• _EXERCISE INPUT_:
===============

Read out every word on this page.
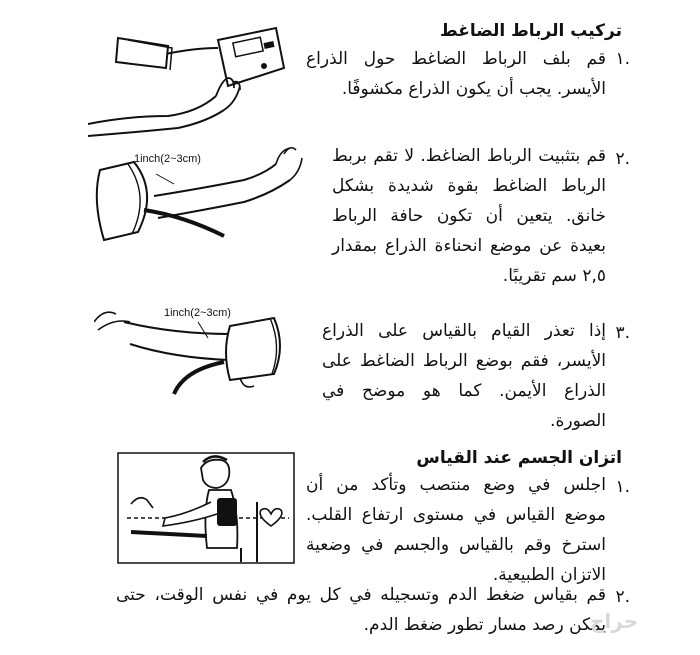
تركيب الرباط الضاغط
.١
قم بلف الرباط الضاغط حول الذراع الأيسر. يجب أن يكون الذراع مكشوفًا.
.٢
قم بتثبيت الرباط الضاغط. لا تقم بربط الرباط الضاغط بقوة شديدة بشكل خانق. يتعين أن تكون حافة الرباط بعيدة عن موضع انحناءة الذراع بمقدار ٢,٥ سم تقريبًا.
.٣
إذا تعذر القيام بالقياس على الذراع الأيسر، فقم بوضع الرباط الضاغط على الذراع الأيمن. كما هو موضح في الصورة.
اتزان الجسم عند القياس
.١
اجلس في وضع منتصب وتأكد من أن موضع القياس في مستوى ارتفاع القلب. استرخ وقم بالقياس والجسم في وضعية الاتزان الطبيعية.
.٢
قم بقياس ضغط الدم وتسجيله في كل يوم في نفس الوقت، حتى يمكن رصد مسار تطور ضغط الدم.
1inch(2~3cm)
1inch(2~3cm)
حراج
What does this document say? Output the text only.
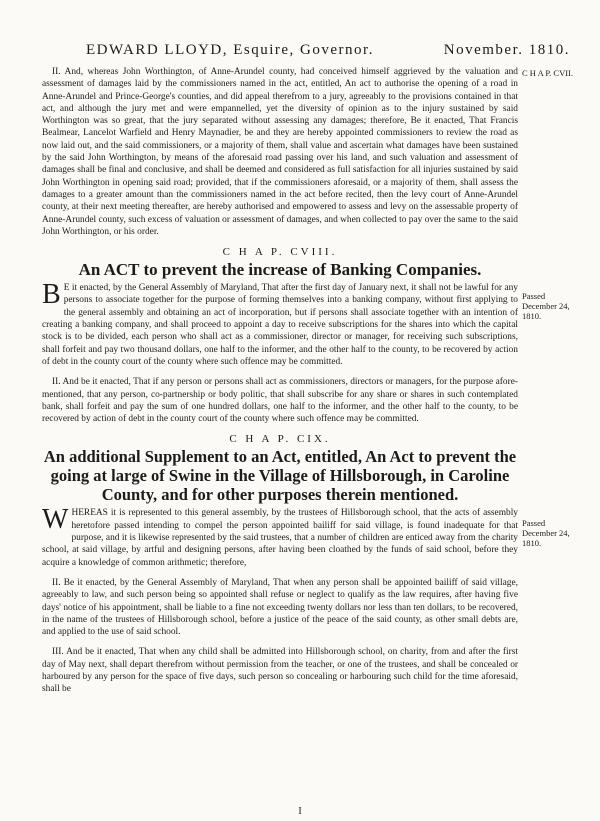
EDWARD LLOYD, Esquire, Governor.	November. 1810.
C H A P. CVII.
Passed December 24, 1810.
Passed December 24, 1810.

II. And, whereas John Worthington, of Anne-Arundel county, had conceived himself aggrieved by the valuation and assessment of damages laid by the commissioners named in the act, entitled, An act to authorise the opening of a road in Anne-Arundel and Prince-George's counties, and did appeal therefrom to a jury, agreeably to the provisions contained in that act, and although the jury met and were empannelled, yet the diversity of opinion as to the injury sustained by said Worthington was so great, that the jury separated without assessing any damages; therefore, Be it enacted, That Francis Bealmear, Lancelot Warfield and Henry Maynadier, be and they are hereby appointed commissioners to review the road as now laid out, and the said commissioners, or a majority of them, shall value and ascertain what damages have been sustained by the said John Worthington, by means of the aforesaid road passing over his land, and such valuation and assessment of damages shall be final and conclusive, and shall be deemed and considered as full satisfaction for all injuries sustained by said John Worthington in opening said road; provided, that if the commissioners aforesaid, or a majority of them, shall assess the damages to a greater amount than the commissioners named in the act before recited, then the levy court of Anne-Arundel county, at their next meeting thereafter, are hereby authorised and empowered to assess and levy on the assessable property of Anne-Arundel county, such excess of valuation or assessment of damages, and when collected to pay over the same to the said John Worthington, or his order.

C H A P. CVIII.
An ACT to prevent the increase of Banking Companies.

B E it enacted, by the General Assembly of Maryland, That after the first day of January next, it shall not be lawful for any persons to associate together for the purpose of forming themselves into a banking company, without first applying to the general assembly and obtaining an act of incorporation, but if persons shall associate together with an intention of creating a banking company, and shall proceed to appoint a day to receive subscriptions for the shares into which the capital stock is to be divided, each person who shall act as a commissioner, director or manager, for receiving such subscriptions, shall forfeit and pay two thousand dollars, one half to the informer, and the other half to the county, to be recovered by action of debt in the county court of the county where such offence may be committed.

II. And be it enacted, That if any person or persons shall act as commissioners, directors or managers, for the purpose afore-mentioned, that any person, co-partnership or body politic, that shall subscribe for any share or shares in such contemplated bank, shall forfeit and pay the sum of one hundred dollars, one half to the informer, and the other half to the county, to be recovered by action of debt in the county court of the county where such offence may be committed.

C H A P. CIX.
An additional Supplement to an Act, entitled, An Act to prevent the going at large of Swine in the Village of Hillsborough, in Caroline County, and for other purposes therein mentioned.

W HEREAS it is represented to this general assembly, by the trustees of Hillsborough school, that the acts of assembly heretofore passed intending to compel the person appointed bailiff for said village, is found inadequate for that purpose, and it is likewise represented by the said trustees, that a number of children are enticed away from the charity school, at said village, by artful and designing persons, after having been cloathed by the funds of said school, before they acquire a knowledge of common arithmetic; therefore,

II. Be it enacted, by the General Assembly of Maryland, That when any person shall be appointed bailiff of said village, agreeably to law, and such person being so appointed shall refuse or neglect to qualify as the law requires, after having five days' notice of his appointment, shall be liable to a fine not exceeding twenty dollars nor less than ten dollars, to be recovered, in the name of the trustees of Hillsborough school, before a justice of the peace of the said county, as other small debts are, and applied to the use of said school.

III. And be it enacted, That when any child shall be admitted into Hillsborough school, on charity, from and after the first day of May next, shall depart therefrom without permission from the teacher, or one of the trustees, and shall be concealed or harboured by any person for the space of five days, such person so concealing or harbouring such child for the time aforesaid, shall be

I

===============

• _WHAT IS BEING ASKED_: Identify the lines of the entries containing the string "الرباط". Copy each such line.

• _FINAL ANSWER_:
تركيب الرباط الضاغط
قم بلف الرباط الضاغط حول الذراع الأيسر. يجب أن يكون الذراع مكشوفًا.
قم بتثبيت الرباط الضاغط. لا تقم بربط الرباط الضاغط بقوة شديدة بشكل خانق. يتعين أن تكون حافة الرباط بعيدة عن موضع انحناءة الذراع بمقدار ٢,٥ سم تقريبًا.
إذا تعذر القيام بالقياس على الذراع الأيسر، فقم بوضع الرباط الضاغط على الذراع الأيمن. كما هو موضح في الصورة.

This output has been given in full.